» **EXERCISE INPUT**

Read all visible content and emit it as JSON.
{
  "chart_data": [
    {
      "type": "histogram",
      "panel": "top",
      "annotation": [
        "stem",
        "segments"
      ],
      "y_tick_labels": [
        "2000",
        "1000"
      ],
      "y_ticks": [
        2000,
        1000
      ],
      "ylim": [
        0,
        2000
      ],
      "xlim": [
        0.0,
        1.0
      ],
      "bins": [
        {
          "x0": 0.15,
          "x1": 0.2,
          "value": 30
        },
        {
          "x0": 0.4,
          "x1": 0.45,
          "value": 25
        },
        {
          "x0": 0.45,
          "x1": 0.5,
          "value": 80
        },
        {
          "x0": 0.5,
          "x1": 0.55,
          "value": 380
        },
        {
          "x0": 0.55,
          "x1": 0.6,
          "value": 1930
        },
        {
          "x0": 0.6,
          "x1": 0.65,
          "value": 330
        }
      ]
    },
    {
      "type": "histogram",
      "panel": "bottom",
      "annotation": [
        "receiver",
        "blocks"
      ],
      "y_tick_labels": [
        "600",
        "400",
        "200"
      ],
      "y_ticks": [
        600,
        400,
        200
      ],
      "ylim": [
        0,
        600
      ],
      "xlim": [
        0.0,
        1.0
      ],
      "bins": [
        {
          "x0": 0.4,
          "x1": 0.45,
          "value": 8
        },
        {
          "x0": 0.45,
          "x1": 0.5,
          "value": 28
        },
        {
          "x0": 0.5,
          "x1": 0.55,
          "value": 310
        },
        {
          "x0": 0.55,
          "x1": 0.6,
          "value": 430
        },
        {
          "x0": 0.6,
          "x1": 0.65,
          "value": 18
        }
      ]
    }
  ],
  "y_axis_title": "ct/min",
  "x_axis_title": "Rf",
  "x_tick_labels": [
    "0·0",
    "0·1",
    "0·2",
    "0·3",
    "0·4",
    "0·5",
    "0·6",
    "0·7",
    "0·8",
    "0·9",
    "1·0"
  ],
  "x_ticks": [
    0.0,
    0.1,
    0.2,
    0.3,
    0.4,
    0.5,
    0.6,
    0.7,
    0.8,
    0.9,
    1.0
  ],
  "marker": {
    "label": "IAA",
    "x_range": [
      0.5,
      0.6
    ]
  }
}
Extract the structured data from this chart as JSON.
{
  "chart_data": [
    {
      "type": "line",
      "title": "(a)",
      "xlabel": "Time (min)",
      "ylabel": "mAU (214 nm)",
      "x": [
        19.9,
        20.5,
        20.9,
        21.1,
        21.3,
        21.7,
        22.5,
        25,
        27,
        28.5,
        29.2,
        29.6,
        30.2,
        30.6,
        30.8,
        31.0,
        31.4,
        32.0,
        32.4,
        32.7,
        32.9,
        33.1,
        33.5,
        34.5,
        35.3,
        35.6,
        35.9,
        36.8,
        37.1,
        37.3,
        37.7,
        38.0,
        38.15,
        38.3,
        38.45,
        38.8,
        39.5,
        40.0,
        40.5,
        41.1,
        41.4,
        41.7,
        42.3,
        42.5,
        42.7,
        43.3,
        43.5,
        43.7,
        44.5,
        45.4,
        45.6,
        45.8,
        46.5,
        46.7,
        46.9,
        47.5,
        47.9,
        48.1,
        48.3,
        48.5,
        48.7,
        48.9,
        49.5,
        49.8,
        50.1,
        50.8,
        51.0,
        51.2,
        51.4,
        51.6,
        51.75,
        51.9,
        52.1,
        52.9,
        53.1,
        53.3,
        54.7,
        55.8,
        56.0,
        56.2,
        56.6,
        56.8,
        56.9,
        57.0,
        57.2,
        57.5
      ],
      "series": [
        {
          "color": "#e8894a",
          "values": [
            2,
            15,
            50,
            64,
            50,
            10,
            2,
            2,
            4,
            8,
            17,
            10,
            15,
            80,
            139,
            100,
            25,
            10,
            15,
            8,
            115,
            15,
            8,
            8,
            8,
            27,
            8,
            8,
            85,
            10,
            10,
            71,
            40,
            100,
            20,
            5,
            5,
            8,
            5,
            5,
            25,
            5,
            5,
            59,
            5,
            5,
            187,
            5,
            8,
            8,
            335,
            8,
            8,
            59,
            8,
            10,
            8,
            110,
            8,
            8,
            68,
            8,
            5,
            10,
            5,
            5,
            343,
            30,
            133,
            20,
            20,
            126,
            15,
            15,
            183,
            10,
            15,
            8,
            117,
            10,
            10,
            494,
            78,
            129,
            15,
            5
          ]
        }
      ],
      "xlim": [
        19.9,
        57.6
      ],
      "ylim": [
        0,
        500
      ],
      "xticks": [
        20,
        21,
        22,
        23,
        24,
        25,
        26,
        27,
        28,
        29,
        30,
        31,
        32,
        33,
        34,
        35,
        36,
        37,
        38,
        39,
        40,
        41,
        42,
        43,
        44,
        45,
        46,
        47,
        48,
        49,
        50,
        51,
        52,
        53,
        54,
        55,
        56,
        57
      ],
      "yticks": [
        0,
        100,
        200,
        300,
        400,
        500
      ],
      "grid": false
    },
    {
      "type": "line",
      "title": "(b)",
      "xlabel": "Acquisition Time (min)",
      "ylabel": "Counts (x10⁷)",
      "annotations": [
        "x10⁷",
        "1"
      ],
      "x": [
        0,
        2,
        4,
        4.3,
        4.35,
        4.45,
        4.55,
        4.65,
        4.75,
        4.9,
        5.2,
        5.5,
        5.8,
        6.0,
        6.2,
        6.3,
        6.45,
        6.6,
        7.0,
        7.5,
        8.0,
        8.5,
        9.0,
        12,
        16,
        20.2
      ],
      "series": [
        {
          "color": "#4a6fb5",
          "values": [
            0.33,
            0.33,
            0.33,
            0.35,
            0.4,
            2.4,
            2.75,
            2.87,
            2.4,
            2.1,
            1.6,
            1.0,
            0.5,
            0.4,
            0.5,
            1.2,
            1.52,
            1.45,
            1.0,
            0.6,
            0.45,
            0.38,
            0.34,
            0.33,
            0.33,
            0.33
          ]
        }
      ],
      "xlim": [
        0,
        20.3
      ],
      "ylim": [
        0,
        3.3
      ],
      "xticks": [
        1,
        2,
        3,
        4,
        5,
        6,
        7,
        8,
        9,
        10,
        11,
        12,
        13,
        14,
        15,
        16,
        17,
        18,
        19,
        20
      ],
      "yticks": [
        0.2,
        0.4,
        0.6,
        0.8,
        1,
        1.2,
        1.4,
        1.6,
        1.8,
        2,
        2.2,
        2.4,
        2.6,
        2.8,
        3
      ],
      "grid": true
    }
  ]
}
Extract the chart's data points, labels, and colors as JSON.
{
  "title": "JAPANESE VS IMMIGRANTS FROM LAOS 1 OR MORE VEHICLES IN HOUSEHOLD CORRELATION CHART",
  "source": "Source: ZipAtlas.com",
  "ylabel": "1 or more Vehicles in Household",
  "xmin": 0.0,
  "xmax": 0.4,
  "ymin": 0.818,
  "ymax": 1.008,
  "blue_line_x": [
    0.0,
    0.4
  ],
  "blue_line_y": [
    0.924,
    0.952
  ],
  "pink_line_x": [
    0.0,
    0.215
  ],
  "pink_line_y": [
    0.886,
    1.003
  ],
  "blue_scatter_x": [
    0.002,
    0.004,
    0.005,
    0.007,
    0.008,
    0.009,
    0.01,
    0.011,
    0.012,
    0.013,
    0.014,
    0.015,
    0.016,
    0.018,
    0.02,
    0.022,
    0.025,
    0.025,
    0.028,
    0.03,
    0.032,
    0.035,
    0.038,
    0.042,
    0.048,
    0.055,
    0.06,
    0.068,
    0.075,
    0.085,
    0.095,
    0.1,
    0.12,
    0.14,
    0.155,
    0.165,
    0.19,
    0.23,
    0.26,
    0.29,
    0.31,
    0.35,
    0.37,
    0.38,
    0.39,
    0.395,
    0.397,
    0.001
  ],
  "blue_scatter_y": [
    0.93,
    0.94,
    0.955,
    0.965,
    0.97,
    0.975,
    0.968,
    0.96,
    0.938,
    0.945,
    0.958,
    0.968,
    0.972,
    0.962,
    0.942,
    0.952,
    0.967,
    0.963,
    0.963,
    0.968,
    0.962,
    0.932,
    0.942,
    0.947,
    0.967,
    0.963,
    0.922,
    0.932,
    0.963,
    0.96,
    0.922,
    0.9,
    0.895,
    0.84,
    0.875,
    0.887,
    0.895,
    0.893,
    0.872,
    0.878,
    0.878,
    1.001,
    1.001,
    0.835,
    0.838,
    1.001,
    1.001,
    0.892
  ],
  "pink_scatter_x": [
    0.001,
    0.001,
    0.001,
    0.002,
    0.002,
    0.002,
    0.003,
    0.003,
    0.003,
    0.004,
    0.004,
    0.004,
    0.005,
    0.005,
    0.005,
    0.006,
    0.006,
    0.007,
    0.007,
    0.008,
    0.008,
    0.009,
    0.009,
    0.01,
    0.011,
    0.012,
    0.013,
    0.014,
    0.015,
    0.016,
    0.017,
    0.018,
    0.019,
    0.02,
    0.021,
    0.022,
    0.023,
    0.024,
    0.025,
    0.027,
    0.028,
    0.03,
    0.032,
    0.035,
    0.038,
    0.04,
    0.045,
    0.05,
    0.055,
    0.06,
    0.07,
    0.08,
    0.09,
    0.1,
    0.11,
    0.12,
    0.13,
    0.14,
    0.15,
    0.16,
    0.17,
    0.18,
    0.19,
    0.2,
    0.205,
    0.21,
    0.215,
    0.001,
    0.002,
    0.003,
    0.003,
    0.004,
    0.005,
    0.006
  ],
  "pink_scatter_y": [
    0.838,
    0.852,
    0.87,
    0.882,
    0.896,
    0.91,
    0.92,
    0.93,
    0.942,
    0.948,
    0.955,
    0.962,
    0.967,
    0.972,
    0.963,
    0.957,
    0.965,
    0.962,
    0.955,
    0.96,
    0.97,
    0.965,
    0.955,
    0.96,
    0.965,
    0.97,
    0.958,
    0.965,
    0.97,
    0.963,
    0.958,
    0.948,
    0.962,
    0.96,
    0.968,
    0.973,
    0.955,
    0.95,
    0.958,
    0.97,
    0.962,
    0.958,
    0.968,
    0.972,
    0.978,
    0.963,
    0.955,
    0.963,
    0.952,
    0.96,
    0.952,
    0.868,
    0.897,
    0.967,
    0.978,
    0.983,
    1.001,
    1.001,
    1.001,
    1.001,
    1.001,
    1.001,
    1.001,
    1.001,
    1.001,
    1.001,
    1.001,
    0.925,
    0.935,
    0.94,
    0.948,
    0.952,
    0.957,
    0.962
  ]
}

» **INSTRUCTIONS TO FOLLOW**
Report the number of lines in the listing that include the string "Extract"; give nothing but the number.

» **EXPECTED OUTPUT**
2